Collected data
* begin *

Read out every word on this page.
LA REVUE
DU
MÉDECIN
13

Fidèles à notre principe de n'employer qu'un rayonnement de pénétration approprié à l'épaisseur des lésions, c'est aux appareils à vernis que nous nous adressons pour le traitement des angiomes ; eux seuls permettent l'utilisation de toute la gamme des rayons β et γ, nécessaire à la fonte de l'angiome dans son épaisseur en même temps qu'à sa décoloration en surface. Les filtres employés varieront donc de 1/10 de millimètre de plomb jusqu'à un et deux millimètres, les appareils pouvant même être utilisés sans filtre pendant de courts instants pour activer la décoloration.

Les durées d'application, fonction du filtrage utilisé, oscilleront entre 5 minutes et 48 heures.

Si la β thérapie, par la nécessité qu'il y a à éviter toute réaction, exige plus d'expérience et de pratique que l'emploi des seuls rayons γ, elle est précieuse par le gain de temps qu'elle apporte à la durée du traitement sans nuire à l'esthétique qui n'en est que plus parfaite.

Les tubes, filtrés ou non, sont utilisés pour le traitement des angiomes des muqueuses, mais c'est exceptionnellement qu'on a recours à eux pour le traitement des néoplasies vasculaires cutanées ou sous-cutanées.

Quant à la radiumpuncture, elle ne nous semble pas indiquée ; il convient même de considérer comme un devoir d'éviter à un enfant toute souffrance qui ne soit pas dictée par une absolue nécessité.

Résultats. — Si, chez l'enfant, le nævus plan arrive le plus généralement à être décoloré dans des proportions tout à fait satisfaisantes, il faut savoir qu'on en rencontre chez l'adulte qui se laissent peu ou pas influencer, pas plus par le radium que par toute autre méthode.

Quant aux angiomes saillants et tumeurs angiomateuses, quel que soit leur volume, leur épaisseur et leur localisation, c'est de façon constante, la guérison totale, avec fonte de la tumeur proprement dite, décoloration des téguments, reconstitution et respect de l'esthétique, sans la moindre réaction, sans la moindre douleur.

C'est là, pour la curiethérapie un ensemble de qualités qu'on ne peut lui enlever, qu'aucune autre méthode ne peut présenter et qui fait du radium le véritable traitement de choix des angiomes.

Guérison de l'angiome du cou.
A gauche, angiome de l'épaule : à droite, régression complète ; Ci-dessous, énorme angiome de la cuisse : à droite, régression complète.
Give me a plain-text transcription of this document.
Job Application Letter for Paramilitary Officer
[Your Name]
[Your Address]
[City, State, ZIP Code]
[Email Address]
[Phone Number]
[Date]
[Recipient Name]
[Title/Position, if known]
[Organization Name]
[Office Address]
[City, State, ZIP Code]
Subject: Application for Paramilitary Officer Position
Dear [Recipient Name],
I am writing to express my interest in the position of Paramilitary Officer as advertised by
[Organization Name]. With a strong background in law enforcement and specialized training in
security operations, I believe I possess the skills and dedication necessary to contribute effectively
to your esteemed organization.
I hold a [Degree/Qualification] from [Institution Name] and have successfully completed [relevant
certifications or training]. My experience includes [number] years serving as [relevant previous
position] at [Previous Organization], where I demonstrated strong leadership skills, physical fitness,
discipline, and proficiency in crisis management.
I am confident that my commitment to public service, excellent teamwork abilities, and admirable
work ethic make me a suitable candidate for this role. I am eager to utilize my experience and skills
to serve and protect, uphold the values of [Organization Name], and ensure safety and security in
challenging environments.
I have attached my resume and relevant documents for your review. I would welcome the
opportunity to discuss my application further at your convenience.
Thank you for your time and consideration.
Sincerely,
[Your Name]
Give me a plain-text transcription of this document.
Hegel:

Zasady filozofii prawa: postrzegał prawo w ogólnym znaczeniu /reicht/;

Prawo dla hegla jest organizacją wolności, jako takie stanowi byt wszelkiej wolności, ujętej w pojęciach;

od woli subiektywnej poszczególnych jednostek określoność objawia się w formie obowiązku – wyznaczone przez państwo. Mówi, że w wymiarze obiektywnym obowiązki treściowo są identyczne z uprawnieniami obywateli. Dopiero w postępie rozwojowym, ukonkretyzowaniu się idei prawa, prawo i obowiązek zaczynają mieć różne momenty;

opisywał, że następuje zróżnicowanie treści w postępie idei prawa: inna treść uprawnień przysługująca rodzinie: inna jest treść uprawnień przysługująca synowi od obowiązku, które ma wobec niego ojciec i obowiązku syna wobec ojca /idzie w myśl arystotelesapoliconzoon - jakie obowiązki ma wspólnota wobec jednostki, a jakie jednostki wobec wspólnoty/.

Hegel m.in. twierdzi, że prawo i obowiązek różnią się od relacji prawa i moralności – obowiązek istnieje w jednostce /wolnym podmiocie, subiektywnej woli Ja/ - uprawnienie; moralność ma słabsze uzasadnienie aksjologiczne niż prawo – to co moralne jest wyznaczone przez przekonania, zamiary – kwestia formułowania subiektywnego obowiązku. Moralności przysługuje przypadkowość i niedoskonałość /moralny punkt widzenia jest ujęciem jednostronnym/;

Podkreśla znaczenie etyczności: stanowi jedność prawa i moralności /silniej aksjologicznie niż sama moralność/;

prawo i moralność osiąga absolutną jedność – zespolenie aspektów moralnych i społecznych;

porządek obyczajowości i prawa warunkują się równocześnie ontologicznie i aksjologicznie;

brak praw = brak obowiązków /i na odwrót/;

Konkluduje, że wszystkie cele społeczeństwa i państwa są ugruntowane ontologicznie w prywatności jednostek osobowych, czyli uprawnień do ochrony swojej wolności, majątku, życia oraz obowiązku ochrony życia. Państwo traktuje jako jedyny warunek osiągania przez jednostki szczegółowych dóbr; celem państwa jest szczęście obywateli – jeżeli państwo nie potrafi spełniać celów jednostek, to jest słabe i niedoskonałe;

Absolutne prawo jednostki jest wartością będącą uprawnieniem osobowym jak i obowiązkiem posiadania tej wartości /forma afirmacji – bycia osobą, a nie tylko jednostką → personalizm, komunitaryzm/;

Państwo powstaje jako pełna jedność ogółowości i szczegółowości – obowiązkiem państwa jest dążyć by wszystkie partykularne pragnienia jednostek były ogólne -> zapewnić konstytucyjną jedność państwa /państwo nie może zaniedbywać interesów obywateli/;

* end *

## THE PROBLEM
Extract every line from the records above that contains the word "obowiązkiem".

## RESPONSE TO THE TASK
Absolutne prawo jednostki jest wartością będącą uprawnieniem osobowym jak i obowiązkiem posiadania tej wartości /forma afirmacji – bycia osobą, a nie tylko jednostką → personalizm, komunitaryzm/;
Państwo powstaje jako pełna jedność ogółowości i szczegółowości – obowiązkiem państwa jest dążyć by wszystkie partykularne pragnienia jednostek były ogólne -> zapewnić konstytucyjną jedność państwa /państwo nie może zaniedbywać interesów obywateli/;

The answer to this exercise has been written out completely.